- Short task: Using the records that follow, copy every line containing the word "AREA".

- The records:
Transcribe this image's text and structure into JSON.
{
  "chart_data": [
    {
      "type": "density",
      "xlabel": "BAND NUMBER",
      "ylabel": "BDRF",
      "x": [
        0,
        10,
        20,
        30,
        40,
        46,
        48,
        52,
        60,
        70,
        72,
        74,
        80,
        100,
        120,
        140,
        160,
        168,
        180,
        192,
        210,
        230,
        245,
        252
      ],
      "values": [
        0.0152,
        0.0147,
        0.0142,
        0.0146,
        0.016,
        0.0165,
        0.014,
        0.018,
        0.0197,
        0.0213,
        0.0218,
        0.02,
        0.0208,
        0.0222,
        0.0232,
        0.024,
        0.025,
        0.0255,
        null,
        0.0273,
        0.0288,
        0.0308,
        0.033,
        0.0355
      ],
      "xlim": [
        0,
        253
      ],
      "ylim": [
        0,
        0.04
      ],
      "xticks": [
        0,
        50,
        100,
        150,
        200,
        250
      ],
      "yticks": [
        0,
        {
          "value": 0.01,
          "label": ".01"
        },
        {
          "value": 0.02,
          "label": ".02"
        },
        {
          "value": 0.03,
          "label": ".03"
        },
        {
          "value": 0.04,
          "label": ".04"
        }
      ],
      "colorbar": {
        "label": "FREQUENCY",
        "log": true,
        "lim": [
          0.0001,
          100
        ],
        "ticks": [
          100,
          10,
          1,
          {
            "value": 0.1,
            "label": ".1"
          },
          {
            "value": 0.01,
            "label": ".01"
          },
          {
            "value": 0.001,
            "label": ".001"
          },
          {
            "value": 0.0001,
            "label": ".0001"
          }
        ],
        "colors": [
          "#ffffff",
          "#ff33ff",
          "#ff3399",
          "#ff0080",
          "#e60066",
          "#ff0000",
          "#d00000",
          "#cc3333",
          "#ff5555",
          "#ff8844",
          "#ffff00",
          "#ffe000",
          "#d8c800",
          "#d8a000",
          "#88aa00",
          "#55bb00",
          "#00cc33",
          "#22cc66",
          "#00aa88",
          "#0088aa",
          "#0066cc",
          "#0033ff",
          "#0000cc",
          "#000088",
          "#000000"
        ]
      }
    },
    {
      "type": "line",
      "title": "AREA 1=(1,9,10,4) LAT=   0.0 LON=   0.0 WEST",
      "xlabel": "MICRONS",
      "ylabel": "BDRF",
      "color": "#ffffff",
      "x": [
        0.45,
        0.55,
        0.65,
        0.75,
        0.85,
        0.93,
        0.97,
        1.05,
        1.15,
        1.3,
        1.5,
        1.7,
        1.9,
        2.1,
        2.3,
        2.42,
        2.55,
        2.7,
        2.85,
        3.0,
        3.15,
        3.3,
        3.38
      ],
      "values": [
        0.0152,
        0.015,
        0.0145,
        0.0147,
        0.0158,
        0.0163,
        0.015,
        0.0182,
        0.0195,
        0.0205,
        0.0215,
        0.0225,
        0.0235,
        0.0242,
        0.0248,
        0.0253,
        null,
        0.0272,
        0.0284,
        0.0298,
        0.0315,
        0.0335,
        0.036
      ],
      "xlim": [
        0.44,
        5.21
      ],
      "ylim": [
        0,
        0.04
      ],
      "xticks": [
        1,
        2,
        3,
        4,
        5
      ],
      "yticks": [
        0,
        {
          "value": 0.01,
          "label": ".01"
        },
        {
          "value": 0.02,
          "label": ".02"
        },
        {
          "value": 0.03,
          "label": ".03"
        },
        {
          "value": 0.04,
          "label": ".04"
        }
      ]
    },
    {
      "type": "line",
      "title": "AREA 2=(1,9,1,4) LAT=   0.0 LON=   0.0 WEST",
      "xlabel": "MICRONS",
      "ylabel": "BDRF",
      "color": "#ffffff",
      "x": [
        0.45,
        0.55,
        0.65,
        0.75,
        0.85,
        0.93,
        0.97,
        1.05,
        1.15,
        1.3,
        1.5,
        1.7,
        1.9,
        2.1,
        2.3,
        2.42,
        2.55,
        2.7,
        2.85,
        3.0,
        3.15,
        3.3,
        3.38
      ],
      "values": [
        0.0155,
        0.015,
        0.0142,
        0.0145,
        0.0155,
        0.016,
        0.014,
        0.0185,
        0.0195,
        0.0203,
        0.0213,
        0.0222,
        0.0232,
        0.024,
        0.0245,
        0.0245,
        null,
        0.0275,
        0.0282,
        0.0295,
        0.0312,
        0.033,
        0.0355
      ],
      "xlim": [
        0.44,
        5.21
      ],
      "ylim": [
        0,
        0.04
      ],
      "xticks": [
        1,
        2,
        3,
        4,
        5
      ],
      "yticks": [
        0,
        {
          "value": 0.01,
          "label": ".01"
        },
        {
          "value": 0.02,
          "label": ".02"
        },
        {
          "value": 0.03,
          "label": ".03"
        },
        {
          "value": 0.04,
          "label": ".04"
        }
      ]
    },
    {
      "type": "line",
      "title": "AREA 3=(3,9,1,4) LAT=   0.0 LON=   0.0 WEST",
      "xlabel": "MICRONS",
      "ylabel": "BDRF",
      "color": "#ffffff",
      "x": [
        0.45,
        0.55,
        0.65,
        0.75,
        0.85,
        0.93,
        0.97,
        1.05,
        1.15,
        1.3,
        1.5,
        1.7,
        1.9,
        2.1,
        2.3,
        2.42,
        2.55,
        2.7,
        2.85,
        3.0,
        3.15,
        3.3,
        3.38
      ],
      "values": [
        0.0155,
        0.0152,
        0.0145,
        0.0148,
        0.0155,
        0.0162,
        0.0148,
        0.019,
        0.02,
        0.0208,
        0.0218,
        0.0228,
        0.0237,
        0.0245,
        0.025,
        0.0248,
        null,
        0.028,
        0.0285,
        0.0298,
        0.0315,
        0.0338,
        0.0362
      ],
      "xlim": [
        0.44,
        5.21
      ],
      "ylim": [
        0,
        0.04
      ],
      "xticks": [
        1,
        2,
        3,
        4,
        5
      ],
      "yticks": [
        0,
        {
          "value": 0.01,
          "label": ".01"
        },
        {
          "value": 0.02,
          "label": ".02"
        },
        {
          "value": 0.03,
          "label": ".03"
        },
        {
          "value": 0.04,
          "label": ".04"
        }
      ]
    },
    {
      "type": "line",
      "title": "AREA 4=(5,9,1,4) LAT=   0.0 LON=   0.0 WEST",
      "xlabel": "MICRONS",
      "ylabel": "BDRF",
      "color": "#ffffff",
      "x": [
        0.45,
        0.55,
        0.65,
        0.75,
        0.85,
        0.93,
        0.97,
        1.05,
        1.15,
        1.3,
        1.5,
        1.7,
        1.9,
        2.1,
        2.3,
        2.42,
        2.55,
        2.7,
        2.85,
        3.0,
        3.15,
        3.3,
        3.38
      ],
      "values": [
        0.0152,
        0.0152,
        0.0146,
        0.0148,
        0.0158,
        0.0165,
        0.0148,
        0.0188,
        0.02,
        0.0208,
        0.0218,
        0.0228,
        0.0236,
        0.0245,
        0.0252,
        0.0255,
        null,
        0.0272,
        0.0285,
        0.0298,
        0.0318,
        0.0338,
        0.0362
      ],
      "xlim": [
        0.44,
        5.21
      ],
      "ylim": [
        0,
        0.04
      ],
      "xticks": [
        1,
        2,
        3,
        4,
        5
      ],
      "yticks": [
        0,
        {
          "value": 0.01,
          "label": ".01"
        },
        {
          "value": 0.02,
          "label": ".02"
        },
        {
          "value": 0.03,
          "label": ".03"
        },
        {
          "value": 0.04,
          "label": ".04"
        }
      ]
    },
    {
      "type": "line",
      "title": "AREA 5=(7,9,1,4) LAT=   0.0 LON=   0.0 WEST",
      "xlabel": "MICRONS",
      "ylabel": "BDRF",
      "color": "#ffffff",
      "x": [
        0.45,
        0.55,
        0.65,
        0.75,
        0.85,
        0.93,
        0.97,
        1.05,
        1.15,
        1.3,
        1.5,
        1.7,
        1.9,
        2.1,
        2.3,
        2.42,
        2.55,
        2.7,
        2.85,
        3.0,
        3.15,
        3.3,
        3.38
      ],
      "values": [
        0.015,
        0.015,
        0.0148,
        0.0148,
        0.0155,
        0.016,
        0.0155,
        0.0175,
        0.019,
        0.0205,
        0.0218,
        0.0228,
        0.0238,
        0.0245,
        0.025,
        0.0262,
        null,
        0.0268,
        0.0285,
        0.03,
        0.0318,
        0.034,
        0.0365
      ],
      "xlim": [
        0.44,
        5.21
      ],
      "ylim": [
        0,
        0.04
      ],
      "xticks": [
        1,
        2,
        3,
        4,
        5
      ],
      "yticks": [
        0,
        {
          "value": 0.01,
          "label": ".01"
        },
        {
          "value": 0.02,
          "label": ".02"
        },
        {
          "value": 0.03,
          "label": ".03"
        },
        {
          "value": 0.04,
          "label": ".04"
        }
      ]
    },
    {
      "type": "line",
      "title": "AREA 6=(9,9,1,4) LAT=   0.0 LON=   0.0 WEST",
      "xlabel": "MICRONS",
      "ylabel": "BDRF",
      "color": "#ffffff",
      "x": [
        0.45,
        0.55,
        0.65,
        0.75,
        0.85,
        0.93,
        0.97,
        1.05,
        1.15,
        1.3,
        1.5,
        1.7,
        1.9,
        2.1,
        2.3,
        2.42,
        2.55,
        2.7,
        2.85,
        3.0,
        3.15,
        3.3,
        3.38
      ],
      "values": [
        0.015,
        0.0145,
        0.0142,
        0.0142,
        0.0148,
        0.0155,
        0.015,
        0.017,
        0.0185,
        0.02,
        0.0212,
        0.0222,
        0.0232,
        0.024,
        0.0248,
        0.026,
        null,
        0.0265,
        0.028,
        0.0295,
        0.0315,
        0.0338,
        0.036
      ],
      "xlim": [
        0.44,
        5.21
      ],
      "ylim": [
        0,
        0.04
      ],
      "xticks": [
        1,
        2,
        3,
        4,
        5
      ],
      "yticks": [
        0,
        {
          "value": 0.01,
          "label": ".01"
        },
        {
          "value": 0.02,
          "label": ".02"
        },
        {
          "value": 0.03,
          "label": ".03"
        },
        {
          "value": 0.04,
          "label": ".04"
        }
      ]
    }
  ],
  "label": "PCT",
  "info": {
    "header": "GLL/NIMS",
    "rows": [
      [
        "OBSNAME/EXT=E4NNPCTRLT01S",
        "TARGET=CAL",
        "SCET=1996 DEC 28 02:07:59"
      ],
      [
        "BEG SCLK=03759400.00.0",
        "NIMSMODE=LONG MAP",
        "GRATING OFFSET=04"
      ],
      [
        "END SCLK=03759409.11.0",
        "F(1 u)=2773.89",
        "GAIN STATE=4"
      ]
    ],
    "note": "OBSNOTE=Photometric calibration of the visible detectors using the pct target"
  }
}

- Response to this task:
      "title": "AREA 1=(1,9,10,4) LAT=   0.0 LON=   0.0 WEST",
      "title": "AREA 2=(1,9,1,4) LAT=   0.0 LON=   0.0 WEST",
      "title": "AREA 3=(3,9,1,4) LAT=   0.0 LON=   0.0 WEST",
      "title": "AREA 4=(5,9,1,4) LAT=   0.0 LON=   0.0 WEST",
      "title": "AREA 5=(7,9,1,4) LAT=   0.0 LON=   0.0 WEST",
      "title": "AREA 6=(9,9,1,4) LAT=   0.0 LON=   0.0 WEST",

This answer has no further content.